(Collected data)
>> Start
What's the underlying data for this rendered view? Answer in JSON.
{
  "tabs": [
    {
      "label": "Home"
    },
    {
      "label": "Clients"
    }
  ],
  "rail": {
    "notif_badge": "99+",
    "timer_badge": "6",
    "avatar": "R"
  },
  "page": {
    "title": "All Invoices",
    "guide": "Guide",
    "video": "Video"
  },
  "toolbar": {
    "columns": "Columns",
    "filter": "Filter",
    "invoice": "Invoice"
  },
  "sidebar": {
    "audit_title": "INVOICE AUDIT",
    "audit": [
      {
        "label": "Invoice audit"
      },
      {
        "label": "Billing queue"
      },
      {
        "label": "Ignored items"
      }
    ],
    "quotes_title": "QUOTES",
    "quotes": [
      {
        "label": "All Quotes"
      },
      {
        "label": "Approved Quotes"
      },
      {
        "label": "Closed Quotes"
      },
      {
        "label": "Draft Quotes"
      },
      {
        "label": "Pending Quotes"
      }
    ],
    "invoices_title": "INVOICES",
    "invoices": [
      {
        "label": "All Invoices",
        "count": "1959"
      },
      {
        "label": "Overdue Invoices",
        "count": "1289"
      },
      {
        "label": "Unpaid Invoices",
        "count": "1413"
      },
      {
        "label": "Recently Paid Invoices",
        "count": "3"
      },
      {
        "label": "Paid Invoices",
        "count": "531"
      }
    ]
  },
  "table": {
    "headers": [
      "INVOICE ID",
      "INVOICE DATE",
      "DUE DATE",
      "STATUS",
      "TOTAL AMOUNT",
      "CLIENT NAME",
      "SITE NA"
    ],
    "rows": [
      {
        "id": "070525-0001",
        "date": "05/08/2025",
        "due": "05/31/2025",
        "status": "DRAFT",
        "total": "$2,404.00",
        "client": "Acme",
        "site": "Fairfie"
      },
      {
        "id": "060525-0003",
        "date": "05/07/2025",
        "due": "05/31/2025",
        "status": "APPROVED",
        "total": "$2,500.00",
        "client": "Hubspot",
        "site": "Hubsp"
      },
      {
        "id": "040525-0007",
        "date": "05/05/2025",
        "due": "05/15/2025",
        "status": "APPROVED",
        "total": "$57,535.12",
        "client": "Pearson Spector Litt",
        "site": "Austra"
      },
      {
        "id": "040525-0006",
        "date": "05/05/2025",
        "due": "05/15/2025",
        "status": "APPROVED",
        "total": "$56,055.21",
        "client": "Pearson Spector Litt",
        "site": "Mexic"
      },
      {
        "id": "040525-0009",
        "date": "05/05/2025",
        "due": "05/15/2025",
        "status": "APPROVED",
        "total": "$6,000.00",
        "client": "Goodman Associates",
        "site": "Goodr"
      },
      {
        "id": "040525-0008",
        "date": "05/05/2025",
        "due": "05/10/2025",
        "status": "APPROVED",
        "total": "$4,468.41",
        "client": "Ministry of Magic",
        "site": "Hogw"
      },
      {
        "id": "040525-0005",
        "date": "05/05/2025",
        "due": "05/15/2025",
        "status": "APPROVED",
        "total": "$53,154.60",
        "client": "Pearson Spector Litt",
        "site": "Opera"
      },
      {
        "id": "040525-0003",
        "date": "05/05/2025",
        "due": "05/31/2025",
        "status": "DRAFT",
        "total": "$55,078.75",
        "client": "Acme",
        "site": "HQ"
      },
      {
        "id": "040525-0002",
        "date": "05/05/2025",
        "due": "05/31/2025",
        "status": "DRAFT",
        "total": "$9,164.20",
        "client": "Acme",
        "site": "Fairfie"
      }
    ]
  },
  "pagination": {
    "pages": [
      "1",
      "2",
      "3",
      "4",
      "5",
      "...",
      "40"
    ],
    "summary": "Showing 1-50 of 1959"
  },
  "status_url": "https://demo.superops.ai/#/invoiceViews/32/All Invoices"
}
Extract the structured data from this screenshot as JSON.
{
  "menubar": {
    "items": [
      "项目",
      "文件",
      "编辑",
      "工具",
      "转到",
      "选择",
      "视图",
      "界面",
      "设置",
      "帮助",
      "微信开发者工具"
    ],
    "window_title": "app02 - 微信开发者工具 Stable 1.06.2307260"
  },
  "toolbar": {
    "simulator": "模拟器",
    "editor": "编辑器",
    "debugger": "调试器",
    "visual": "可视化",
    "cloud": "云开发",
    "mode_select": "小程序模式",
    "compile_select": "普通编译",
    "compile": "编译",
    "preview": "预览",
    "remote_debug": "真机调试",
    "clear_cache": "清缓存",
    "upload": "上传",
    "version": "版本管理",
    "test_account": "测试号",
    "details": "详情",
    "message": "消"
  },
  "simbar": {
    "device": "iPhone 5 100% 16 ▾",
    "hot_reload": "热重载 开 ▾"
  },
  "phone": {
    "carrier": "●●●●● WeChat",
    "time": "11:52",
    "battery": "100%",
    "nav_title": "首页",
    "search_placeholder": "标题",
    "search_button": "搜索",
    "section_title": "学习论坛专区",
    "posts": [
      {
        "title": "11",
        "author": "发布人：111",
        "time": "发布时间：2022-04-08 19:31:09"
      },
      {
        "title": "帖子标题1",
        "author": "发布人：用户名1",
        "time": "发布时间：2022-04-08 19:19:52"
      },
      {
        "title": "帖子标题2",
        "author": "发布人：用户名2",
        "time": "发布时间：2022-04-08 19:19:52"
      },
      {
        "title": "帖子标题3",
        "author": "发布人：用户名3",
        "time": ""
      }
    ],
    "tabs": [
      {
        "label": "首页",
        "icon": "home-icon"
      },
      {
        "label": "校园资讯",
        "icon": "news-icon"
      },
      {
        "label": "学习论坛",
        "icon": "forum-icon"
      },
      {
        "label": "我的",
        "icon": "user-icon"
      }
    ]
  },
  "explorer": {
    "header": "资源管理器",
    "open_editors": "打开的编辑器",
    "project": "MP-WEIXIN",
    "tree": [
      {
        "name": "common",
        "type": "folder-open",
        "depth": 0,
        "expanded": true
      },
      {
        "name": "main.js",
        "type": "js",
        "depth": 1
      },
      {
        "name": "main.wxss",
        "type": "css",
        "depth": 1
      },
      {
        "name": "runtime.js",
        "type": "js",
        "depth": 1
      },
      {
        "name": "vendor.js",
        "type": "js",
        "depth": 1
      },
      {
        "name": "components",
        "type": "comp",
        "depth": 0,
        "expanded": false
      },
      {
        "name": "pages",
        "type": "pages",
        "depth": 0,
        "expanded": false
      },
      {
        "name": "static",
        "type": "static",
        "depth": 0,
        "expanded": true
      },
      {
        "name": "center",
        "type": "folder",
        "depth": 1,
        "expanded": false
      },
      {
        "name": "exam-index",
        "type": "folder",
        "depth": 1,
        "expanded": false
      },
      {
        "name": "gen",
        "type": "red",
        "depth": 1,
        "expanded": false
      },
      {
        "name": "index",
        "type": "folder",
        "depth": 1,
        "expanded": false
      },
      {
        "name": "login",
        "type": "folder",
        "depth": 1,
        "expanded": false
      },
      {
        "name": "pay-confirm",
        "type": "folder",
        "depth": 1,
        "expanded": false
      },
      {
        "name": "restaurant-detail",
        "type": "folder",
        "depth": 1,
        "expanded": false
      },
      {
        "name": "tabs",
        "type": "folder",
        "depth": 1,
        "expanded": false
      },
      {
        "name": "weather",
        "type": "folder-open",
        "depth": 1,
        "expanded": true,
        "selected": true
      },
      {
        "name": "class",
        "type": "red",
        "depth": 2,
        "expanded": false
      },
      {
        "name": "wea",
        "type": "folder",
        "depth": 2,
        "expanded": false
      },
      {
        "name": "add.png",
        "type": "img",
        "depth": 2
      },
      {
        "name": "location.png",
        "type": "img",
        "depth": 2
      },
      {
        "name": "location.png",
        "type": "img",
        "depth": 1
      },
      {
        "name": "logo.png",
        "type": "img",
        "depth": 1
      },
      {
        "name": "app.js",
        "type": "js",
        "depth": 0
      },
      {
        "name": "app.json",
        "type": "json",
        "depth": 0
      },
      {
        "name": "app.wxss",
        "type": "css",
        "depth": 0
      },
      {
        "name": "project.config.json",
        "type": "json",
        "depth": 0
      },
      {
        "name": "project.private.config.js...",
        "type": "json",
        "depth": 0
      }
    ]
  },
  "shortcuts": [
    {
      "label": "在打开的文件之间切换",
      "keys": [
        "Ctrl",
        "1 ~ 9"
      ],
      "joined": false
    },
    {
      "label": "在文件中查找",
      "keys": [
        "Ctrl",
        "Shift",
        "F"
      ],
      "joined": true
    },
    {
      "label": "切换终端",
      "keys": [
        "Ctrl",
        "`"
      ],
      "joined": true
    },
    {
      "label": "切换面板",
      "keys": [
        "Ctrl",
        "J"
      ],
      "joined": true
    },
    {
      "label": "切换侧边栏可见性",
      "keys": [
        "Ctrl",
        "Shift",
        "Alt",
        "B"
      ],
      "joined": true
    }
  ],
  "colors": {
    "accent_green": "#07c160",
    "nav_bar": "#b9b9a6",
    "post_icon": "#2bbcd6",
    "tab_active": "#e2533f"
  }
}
>> End
● **Goal**:
Copy in full each line that holds the word "project".

● **Result for this task**:
    "project": "MP-WEIXIN",
        "name": "project.config.json",
        "name": "project.private.config.js...",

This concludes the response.